• **RECORDS TO PROCESS**
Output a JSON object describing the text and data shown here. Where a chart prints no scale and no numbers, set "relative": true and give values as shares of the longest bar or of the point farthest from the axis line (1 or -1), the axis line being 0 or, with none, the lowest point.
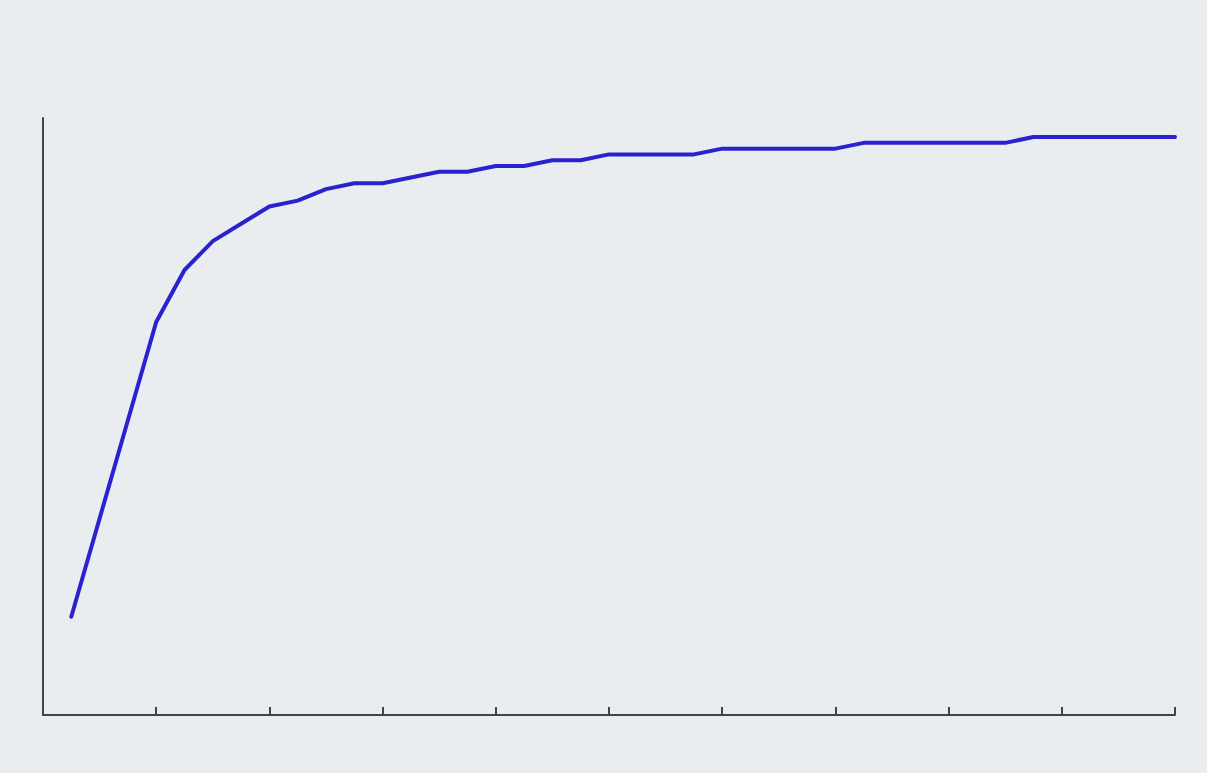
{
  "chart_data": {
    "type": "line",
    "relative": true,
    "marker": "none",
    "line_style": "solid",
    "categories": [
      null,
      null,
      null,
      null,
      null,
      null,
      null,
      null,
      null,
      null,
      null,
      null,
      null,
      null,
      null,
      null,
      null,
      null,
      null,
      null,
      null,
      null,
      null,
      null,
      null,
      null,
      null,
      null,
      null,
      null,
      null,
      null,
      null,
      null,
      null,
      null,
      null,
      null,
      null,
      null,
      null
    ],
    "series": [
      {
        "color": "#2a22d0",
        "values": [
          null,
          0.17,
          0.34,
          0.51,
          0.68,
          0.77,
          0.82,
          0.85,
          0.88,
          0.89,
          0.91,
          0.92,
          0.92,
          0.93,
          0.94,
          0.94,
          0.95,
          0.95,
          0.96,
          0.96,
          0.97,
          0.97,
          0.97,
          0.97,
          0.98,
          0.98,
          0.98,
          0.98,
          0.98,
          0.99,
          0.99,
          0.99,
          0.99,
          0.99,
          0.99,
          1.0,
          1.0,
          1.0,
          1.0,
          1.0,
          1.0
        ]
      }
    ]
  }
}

• **THE REQUEST**
Set the data above down again exactly as given, with no pictures.

• **FINAL ANSWER**
Output a JSON object describing the text and data shown here. Where a chart prints no scale and no numbers, set "relative": true and give values as shares of the longest bar or of the point farthest from the axis line (1 or -1), the axis line being 0 or, with none, the lowest point.
{
  "chart_data": {
    "type": "line",
    "relative": true,
    "marker": "none",
    "line_style": "solid",
    "categories": [
      null,
      null,
      null,
      null,
      null,
      null,
      null,
      null,
      null,
      null,
      null,
      null,
      null,
      null,
      null,
      null,
      null,
      null,
      null,
      null,
      null,
      null,
      null,
      null,
      null,
      null,
      null,
      null,
      null,
      null,
      null,
      null,
      null,
      null,
      null,
      null,
      null,
      null,
      null,
      null,
      null
    ],
    "series": [
      {
        "color": "#2a22d0",
        "values": [
          null,
          0.17,
          0.34,
          0.51,
          0.68,
          0.77,
          0.82,
          0.85,
          0.88,
          0.89,
          0.91,
          0.92,
          0.92,
          0.93,
          0.94,
          0.94,
          0.95,
          0.95,
          0.96,
          0.96,
          0.97,
          0.97,
          0.97,
          0.97,
          0.98,
          0.98,
          0.98,
          0.98,
          0.98,
          0.99,
          0.99,
          0.99,
          0.99,
          0.99,
          0.99,
          1.0,
          1.0,
          1.0,
          1.0,
          1.0,
          1.0
        ]
      }
    ]
  }
}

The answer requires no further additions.